> **Work instructions**: Review the listing and copy each line that holds the word "here".

> **Raw data**:
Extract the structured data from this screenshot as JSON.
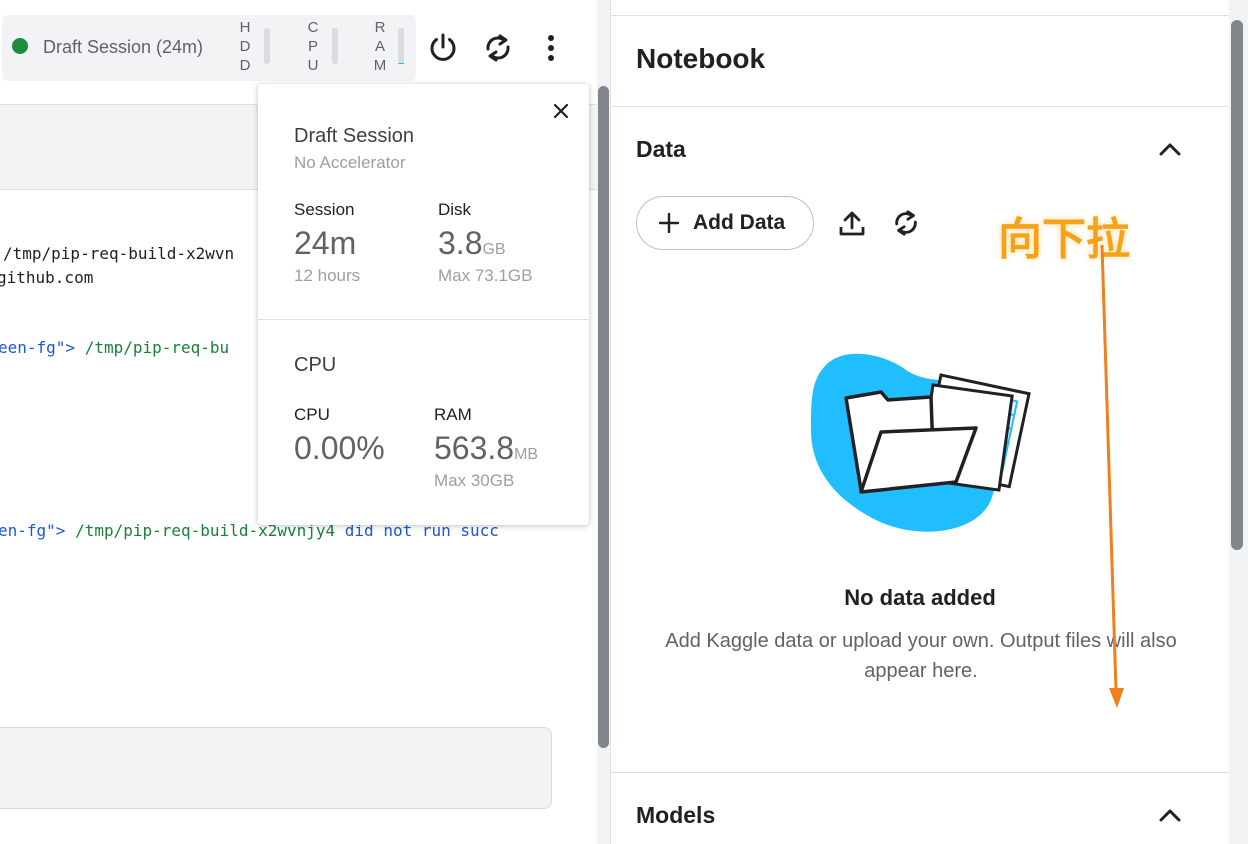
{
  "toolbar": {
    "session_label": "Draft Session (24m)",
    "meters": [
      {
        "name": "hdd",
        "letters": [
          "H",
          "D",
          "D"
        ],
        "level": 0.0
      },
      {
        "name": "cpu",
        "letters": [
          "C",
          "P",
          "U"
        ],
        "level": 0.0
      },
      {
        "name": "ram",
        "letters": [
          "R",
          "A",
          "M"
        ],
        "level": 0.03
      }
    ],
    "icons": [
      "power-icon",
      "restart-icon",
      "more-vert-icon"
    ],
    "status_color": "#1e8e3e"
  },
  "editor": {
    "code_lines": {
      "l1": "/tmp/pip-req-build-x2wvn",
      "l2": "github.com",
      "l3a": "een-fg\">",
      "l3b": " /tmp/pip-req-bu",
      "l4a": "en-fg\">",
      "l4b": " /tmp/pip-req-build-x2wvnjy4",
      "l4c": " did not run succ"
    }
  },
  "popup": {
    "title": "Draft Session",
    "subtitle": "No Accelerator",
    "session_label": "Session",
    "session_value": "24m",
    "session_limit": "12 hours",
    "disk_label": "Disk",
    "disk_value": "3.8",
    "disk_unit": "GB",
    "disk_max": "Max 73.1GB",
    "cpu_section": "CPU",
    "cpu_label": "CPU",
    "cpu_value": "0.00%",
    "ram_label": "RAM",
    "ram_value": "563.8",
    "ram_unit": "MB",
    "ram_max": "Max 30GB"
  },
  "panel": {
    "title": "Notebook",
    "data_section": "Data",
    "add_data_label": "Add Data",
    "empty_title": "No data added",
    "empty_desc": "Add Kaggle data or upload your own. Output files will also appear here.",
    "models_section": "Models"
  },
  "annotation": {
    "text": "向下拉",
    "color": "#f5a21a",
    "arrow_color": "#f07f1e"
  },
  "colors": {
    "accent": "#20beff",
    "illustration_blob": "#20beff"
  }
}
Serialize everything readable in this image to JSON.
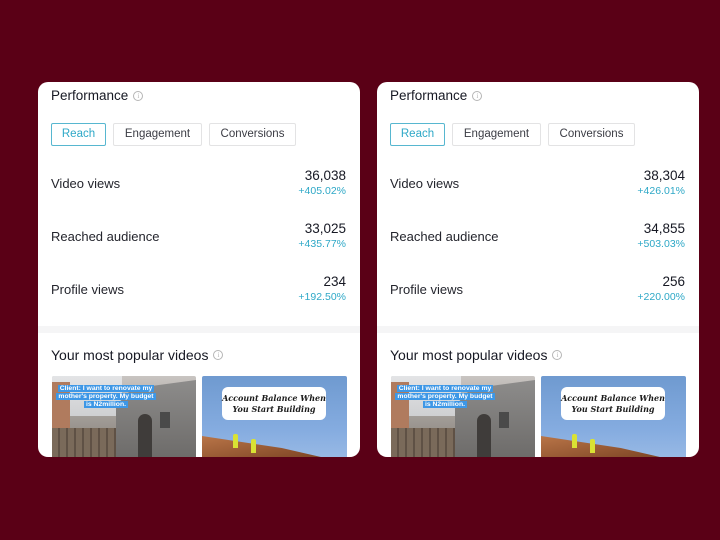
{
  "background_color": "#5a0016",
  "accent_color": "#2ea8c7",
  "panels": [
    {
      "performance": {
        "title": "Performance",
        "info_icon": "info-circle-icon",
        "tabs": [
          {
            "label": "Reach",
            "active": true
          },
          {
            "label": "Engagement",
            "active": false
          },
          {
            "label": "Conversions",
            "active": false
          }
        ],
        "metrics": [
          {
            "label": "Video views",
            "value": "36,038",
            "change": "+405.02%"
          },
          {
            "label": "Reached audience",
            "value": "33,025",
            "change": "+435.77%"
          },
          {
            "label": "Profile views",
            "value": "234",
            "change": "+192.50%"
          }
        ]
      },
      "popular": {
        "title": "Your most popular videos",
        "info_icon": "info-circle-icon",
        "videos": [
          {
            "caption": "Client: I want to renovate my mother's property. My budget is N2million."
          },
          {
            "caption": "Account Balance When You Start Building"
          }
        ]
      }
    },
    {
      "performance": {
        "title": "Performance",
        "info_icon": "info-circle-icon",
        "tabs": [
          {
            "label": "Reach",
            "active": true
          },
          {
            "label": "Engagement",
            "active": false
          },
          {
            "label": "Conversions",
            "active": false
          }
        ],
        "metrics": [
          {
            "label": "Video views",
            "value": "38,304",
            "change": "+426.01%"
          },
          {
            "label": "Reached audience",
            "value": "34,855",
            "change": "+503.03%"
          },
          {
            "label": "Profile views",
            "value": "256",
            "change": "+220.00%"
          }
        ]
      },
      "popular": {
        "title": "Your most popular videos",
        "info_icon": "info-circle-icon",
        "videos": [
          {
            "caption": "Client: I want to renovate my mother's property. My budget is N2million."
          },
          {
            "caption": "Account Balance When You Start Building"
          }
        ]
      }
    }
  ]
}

---

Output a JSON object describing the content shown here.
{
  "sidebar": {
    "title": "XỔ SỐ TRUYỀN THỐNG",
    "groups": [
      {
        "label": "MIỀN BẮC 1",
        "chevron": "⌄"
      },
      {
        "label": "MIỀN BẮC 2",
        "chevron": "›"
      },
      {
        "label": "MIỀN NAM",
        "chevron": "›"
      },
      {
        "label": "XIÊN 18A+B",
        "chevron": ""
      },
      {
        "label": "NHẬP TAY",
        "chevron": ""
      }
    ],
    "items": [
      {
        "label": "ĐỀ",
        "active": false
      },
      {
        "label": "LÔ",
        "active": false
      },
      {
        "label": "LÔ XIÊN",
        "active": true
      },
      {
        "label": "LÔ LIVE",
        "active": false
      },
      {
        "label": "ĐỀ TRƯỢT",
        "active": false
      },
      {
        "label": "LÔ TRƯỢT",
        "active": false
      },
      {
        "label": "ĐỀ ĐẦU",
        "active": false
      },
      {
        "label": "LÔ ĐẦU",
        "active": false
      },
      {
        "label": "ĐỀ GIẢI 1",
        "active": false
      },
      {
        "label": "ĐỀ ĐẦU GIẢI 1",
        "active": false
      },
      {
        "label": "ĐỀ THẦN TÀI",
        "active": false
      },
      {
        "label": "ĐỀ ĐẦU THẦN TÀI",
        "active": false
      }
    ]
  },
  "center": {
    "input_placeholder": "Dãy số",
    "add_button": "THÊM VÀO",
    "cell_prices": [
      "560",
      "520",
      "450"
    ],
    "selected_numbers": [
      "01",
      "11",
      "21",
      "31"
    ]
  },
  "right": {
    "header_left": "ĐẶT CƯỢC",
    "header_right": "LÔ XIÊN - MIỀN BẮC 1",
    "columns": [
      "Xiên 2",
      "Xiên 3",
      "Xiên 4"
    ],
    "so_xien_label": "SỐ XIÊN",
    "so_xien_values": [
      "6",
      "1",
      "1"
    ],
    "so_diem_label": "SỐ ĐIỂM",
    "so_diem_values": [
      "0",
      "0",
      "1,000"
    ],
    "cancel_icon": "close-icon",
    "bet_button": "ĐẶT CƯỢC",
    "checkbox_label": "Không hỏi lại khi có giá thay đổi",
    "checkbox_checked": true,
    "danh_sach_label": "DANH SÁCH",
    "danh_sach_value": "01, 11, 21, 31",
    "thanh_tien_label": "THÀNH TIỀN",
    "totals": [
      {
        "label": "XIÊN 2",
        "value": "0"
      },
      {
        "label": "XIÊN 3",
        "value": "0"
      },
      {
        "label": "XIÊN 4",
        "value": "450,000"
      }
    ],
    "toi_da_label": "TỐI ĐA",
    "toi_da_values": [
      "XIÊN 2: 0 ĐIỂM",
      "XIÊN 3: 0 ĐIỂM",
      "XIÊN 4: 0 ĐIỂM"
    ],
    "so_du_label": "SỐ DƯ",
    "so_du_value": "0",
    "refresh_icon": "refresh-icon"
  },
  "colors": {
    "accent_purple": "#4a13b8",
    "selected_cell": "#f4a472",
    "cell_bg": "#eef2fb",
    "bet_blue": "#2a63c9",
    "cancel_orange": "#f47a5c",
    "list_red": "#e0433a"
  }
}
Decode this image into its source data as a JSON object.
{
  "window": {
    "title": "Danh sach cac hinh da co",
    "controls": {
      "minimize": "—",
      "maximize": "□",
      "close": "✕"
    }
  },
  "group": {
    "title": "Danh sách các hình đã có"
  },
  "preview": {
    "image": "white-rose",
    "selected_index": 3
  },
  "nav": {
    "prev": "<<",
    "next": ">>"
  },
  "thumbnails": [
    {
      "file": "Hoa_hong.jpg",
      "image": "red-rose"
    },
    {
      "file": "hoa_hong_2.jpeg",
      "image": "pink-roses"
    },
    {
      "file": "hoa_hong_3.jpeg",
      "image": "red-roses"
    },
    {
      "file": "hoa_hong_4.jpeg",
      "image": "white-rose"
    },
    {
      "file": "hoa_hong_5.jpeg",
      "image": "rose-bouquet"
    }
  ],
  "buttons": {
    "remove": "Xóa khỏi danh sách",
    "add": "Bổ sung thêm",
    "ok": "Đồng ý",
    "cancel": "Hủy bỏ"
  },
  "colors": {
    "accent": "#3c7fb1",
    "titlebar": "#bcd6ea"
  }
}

==

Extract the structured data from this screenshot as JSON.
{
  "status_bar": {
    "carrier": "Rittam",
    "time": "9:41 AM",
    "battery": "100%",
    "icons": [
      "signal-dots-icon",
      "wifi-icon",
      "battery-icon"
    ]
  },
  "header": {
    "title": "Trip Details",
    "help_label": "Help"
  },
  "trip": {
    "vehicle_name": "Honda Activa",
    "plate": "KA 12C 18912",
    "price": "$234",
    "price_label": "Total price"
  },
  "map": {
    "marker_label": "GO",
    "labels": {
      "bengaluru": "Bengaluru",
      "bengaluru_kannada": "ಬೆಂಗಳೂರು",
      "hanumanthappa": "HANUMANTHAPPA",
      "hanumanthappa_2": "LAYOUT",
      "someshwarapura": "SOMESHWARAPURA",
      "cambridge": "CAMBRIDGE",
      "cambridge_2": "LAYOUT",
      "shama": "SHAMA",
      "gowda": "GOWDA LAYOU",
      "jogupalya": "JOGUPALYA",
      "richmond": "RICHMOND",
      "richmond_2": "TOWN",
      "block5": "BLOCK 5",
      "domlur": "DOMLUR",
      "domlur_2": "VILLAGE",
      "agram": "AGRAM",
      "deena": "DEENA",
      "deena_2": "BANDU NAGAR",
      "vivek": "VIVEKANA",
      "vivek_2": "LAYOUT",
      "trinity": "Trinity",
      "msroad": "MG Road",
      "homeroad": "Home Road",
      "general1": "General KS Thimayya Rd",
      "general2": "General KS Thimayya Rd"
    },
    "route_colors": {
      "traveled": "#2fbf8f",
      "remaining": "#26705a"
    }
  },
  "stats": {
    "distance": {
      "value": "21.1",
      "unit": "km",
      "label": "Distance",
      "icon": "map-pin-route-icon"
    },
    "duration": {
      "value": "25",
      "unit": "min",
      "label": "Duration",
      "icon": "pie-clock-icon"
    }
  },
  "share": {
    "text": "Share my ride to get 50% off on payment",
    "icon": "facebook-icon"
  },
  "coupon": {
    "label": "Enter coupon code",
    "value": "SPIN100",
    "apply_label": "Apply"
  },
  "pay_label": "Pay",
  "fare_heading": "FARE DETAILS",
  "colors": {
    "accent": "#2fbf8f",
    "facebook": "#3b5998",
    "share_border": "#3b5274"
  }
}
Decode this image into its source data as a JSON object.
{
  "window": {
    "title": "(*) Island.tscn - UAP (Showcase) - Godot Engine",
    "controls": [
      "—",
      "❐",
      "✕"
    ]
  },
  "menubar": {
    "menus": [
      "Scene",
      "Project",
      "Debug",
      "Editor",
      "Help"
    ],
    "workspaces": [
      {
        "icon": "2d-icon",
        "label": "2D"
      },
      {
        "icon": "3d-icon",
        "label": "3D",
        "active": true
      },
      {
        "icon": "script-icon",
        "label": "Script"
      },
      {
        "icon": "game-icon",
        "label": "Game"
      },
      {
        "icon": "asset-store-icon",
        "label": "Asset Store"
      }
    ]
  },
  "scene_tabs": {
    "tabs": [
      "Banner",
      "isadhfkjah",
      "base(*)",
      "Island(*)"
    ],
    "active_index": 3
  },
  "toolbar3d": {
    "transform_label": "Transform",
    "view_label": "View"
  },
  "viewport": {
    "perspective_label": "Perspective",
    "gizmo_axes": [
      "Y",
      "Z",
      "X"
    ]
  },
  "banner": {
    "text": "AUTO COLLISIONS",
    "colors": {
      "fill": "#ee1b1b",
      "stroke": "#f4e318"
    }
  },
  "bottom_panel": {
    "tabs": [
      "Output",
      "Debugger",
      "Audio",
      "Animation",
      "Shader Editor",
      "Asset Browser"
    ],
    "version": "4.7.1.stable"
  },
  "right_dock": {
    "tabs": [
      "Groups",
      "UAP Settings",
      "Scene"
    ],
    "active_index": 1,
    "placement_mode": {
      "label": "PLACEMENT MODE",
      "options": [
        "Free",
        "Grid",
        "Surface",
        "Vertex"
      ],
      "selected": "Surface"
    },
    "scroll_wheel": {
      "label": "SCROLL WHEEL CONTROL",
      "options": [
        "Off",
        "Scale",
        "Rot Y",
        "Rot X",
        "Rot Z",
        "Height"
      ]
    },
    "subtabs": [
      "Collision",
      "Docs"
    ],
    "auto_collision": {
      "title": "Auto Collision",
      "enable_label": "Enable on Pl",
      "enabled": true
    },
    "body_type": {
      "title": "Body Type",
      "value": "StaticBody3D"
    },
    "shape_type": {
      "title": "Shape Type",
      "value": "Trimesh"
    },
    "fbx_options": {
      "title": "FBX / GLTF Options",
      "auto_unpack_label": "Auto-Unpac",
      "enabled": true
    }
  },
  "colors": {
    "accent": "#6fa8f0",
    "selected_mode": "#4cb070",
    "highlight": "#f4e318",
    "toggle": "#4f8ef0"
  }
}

> **The completed task**:
    "empty_desc": "Add Kaggle data or upload your own. Output files will also appear here.",
Output a JSON object describing the content shown here.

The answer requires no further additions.